**WHAT IS BEING ASKED**: Copy every line from the records below that holds the word "drop".

— Start of DATA LISTING —

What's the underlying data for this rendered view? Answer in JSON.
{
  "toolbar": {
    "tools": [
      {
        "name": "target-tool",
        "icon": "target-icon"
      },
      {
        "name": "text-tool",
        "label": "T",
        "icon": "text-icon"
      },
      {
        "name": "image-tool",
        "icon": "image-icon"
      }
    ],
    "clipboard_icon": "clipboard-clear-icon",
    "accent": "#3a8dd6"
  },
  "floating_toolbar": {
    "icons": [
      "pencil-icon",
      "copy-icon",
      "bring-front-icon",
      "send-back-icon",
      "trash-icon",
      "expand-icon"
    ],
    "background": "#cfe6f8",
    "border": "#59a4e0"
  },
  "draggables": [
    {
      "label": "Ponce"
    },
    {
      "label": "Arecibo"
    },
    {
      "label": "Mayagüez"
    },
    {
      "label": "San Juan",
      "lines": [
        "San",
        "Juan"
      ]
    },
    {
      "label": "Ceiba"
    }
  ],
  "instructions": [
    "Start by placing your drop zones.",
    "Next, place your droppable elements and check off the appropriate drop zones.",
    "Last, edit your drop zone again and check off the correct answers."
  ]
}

— End of DATA LISTING —
— Start of DATA LISTING —

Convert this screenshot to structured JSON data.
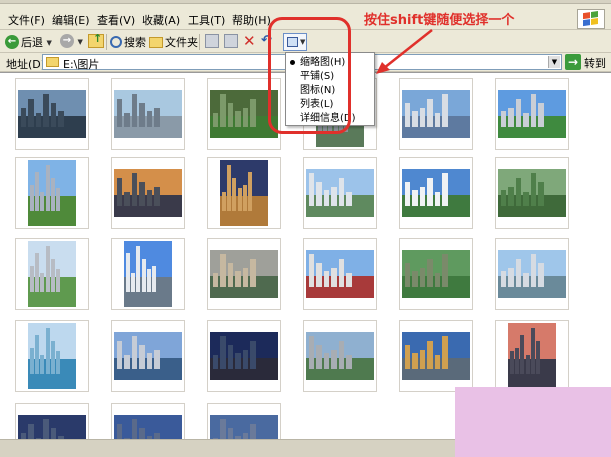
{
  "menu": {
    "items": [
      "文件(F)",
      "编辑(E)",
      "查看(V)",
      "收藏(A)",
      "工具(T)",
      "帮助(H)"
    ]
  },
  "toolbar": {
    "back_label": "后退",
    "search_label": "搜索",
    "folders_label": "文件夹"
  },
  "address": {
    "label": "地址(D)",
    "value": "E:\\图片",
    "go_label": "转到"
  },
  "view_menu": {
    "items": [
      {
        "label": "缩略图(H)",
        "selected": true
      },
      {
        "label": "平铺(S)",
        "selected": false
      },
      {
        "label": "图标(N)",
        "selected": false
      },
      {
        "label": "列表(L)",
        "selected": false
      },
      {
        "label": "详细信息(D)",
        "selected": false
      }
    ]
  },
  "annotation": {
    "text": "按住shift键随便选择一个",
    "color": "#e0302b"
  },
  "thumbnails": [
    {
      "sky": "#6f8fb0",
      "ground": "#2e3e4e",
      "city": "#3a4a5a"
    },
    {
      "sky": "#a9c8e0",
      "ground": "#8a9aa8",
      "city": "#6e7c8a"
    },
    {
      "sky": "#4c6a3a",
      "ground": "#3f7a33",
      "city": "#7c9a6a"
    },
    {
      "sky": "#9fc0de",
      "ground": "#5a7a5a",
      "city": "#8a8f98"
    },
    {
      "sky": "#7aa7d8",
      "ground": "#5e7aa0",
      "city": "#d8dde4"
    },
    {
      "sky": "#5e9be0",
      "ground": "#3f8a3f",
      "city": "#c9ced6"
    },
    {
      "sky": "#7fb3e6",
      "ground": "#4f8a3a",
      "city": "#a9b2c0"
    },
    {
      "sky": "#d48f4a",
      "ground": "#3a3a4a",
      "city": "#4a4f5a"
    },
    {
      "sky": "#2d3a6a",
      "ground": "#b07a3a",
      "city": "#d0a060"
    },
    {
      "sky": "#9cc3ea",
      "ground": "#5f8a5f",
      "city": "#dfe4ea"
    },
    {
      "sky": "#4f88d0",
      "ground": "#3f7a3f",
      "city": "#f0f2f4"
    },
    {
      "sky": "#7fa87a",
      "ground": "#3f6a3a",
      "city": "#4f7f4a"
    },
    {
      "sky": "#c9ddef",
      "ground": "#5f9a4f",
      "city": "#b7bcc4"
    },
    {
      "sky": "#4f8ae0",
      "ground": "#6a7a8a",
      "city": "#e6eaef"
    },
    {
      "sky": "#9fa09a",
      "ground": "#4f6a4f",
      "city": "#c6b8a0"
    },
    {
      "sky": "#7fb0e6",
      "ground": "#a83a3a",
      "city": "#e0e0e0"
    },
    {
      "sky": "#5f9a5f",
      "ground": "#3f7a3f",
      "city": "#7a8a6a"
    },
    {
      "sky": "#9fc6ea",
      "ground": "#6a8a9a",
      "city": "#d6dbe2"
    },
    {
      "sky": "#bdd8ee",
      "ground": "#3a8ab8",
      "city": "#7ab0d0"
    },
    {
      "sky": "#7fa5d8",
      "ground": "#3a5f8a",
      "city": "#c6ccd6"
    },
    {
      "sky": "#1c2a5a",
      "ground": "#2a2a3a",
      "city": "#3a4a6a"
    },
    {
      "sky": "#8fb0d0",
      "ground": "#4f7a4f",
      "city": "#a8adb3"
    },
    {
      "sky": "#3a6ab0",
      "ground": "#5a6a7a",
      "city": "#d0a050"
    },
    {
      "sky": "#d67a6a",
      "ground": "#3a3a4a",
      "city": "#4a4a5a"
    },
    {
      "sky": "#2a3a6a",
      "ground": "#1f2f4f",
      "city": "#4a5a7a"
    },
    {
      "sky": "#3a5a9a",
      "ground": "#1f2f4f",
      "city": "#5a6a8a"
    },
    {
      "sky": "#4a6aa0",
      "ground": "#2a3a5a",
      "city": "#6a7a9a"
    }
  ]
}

— End of DATA LISTING —

**TASK SOLUTION**:
    "Start by placing your drop zones.",
    "Next, place your droppable elements and check off the appropriate drop zones.",
    "Last, edit your drop zone again and check off the correct answers."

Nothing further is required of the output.